# Passage shown
If you do think it's equally (un)resonable, I'd love to play some poker with you sometimes. :)
But it's still just as illogical to "reject all conclusions" based on no evidence because you still have no basis upon which to reject them. Just as you have no basis upon which to accept them. Your only logical stance is an open mind.
 

themadhair

Well-Known Member
For example, it may be impossible for some to know the answer exist to this problem
the solution of ax2+bx+c=0 is
Assuming you are solving for x then the answer is:
f4118209f9944acff0d0c2d.png
 

PureX

Veteran Member
I disagree. I don't believe everything can be known. The term "know" implies having personal experience of something. And I see no reason not to suspect that there are aspects of reality that we humans are structurally incapable of experiencing. Therefor, we can never "know" these. The reason I suspect this to be so is that we have already discovered aspects of reality that we can't experience directly, but only know of through the enhancement of machinery.
 

themadhair

Well-Known Member
But it's still just as illogical to "reject all conclusions" based on no evidence because you still have no basis upon which to reject them.
What is asserted without evidence can be dismissed without evidence (is that a Hitchen’s quote?). No evidence for a proposition is a basis for rejecting it.
Your only logical stance is an open mind.
Having an open mind means being willing to consider an idea. After you have considered it dismissing the idea for lack of evidence doesn’t make one close minded.

Let me suppose that outside your house/building there is a vicious spectre that wants to kill you should you try to exit. You will reject this contention, and prove such by exiting, despite having no evidence. So does that make you close minded? Or does it signify a problem with your logic?

# The input
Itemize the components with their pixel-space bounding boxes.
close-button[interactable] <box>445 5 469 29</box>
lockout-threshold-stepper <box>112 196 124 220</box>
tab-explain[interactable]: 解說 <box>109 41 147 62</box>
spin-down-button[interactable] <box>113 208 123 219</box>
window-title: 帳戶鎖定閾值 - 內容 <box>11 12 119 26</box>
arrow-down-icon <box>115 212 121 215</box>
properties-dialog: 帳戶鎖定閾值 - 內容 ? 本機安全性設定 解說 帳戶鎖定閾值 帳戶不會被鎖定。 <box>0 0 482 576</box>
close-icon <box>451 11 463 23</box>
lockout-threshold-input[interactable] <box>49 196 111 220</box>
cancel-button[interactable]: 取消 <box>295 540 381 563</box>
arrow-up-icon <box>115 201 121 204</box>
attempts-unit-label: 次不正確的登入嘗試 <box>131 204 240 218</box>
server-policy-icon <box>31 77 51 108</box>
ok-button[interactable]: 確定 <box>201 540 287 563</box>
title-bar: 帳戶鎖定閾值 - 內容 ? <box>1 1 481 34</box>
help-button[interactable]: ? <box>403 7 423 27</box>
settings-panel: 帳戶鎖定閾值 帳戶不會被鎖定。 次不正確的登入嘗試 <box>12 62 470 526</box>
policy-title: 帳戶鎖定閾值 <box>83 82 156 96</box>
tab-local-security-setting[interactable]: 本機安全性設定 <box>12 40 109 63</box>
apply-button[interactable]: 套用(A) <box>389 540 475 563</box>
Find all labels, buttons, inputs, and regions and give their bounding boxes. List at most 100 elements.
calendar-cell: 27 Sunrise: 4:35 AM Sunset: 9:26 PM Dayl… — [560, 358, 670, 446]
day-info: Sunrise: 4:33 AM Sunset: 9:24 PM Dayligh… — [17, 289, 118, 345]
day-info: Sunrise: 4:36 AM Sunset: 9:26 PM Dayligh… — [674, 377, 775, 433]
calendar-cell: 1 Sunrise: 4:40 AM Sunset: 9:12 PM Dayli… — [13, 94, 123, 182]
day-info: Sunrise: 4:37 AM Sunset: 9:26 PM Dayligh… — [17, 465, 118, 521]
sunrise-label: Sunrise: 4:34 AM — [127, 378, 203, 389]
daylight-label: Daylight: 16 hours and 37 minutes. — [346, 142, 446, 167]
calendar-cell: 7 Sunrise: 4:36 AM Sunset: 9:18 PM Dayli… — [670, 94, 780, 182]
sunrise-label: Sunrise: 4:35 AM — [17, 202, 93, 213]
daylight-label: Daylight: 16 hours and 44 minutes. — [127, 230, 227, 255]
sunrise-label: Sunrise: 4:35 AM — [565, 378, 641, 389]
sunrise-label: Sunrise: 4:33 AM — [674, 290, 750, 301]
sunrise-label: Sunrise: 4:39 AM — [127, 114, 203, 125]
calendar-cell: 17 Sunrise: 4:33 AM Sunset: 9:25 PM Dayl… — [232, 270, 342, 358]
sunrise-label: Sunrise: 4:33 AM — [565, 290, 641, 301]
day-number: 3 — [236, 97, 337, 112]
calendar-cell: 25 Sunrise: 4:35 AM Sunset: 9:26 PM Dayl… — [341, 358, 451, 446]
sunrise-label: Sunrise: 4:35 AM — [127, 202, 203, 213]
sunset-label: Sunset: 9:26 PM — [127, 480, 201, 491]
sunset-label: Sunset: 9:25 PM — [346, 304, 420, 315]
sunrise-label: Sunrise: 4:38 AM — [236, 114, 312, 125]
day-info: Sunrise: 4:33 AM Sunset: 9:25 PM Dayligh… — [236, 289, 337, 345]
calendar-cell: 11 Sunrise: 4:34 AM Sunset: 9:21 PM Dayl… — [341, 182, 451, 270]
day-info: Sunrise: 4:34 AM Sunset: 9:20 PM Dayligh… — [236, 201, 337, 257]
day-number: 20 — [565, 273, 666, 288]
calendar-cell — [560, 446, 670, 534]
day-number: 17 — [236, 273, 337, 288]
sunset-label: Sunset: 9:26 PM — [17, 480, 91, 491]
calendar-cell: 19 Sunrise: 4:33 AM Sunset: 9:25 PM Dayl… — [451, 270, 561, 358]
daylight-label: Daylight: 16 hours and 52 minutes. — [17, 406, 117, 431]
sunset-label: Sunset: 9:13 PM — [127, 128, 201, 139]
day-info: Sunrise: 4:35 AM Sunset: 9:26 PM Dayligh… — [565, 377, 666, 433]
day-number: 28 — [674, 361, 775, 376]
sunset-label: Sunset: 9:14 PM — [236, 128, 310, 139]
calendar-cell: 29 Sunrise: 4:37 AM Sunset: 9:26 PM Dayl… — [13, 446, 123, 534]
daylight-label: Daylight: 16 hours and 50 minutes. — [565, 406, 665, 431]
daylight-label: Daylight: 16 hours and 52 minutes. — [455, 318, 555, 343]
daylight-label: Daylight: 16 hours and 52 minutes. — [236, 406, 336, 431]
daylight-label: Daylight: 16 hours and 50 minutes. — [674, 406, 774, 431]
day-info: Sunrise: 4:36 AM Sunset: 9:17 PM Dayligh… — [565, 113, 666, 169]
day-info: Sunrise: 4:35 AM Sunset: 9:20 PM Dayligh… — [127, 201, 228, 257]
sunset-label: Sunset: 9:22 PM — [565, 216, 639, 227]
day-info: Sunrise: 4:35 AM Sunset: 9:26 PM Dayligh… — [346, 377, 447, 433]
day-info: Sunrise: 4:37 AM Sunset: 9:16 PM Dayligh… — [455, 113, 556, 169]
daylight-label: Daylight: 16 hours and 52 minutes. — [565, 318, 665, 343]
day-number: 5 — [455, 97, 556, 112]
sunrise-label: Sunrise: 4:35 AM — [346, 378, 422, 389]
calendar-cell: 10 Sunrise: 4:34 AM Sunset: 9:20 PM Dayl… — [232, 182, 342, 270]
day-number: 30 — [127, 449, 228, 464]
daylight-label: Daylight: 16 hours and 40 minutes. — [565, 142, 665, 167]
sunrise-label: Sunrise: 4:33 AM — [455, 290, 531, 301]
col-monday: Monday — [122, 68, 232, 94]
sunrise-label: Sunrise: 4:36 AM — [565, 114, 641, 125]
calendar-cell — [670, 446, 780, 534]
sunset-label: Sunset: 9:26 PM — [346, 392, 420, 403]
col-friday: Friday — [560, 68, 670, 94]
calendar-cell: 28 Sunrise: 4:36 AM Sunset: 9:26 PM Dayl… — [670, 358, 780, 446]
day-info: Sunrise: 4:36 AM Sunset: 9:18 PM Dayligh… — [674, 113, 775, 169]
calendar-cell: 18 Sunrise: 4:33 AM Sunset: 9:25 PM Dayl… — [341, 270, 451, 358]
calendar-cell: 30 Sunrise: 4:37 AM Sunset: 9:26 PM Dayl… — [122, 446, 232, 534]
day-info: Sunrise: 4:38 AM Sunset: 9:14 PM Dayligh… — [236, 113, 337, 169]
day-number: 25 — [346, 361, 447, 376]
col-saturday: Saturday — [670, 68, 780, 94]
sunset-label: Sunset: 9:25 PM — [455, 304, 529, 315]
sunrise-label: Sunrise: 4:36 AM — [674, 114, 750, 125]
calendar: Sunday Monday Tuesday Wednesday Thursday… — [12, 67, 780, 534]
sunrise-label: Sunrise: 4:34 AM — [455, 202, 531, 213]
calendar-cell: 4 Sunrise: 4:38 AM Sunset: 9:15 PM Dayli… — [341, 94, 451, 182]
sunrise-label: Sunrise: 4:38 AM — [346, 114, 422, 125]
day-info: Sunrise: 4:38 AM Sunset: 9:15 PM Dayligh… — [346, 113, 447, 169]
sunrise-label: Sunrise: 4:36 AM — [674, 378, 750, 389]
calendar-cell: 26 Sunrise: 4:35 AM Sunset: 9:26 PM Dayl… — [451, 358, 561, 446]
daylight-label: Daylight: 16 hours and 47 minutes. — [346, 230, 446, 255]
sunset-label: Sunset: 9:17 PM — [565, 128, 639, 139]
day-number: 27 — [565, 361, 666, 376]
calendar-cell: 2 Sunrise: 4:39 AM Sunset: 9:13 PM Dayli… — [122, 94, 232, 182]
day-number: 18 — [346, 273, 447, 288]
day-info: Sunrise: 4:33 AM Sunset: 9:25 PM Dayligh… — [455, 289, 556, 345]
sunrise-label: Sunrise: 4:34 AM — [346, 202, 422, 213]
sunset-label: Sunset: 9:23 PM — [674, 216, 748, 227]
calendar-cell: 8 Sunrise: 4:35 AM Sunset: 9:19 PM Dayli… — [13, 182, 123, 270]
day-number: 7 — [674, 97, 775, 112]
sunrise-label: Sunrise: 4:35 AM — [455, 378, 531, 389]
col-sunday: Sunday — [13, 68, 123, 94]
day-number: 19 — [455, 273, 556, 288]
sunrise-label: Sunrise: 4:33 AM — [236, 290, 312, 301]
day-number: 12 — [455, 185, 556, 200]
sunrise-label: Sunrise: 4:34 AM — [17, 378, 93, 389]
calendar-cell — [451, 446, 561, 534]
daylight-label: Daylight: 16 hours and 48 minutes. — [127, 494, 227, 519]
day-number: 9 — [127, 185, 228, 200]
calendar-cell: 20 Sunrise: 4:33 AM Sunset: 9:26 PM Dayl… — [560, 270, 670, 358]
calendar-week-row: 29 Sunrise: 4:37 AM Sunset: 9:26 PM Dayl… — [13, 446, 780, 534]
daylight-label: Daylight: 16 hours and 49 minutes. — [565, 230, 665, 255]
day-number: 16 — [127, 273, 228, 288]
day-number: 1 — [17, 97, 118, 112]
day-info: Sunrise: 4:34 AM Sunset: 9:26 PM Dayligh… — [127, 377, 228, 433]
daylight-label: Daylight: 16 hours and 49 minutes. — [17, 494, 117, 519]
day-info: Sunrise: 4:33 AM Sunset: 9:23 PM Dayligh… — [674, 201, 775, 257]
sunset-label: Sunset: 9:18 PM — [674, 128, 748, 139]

# Directives
**A.** List every question in the forum discussion, meaning each piece of wording that ends in a question mark.
**B.** Rename "calendar-cell" to "day-cell" in the records, starting at the first line of the records and ending at the line containing "daylight-label: Daylight: 16 hours and 44". Return those lines with nothing else changed.
The records are unrelated to the forum discussion.

# Results in order
**A.**
- is that a Hitchen’s quote?
- So does that make you close minded?
- Or does it signify a problem with your logic?

**B.**
Itemize the components with their pixel-space bounding boxes.
close-button[interactable] <box>445 5 469 29</box>
lockout-threshold-stepper <box>112 196 124 220</box>
tab-explain[interactable]: 解說 <box>109 41 147 62</box>
spin-down-button[interactable] <box>113 208 123 219</box>
window-title: 帳戶鎖定閾值 - 內容 <box>11 12 119 26</box>
arrow-down-icon <box>115 212 121 215</box>
properties-dialog: 帳戶鎖定閾值 - 內容 ? 本機安全性設定 解說 帳戶鎖定閾值 帳戶不會被鎖定。 <box>0 0 482 576</box>
close-icon <box>451 11 463 23</box>
lockout-threshold-input[interactable] <box>49 196 111 220</box>
cancel-button[interactable]: 取消 <box>295 540 381 563</box>
arrow-up-icon <box>115 201 121 204</box>
attempts-unit-label: 次不正確的登入嘗試 <box>131 204 240 218</box>
server-policy-icon <box>31 77 51 108</box>
ok-button[interactable]: 確定 <box>201 540 287 563</box>
title-bar: 帳戶鎖定閾值 - 內容 ? <box>1 1 481 34</box>
help-button[interactable]: ? <box>403 7 423 27</box>
settings-panel: 帳戶鎖定閾值 帳戶不會被鎖定。 次不正確的登入嘗試 <box>12 62 470 526</box>
policy-title: 帳戶鎖定閾值 <box>83 82 156 96</box>
tab-local-security-setting[interactable]: 本機安全性設定 <box>12 40 109 63</box>
apply-button[interactable]: 套用(A) <box>389 540 475 563</box>
Find all labels, buttons, inputs, and regions and give their bounding boxes. List at most 100 elements.
day-cell: 27 Sunrise: 4:35 AM Sunset: 9:26 PM Dayl… — [560, 358, 670, 446]
day-info: Sunrise: 4:33 AM Sunset: 9:24 PM Dayligh… — [17, 289, 118, 345]
day-info: Sunrise: 4:36 AM Sunset: 9:26 PM Dayligh… — [674, 377, 775, 433]
day-cell: 1 Sunrise: 4:40 AM Sunset: 9:12 PM Dayli… — [13, 94, 123, 182]
day-info: Sunrise: 4:37 AM Sunset: 9:26 PM Dayligh… — [17, 465, 118, 521]
sunrise-label: Sunrise: 4:34 AM — [127, 378, 203, 389]
daylight-label: Daylight: 16 hours and 37 minutes. — [346, 142, 446, 167]
day-cell: 7 Sunrise: 4:36 AM Sunset: 9:18 PM Dayli… — [670, 94, 780, 182]
sunrise-label: Sunrise: 4:35 AM — [17, 202, 93, 213]
daylight-label: Daylight: 16 hours and 44 minutes. — [127, 230, 227, 255]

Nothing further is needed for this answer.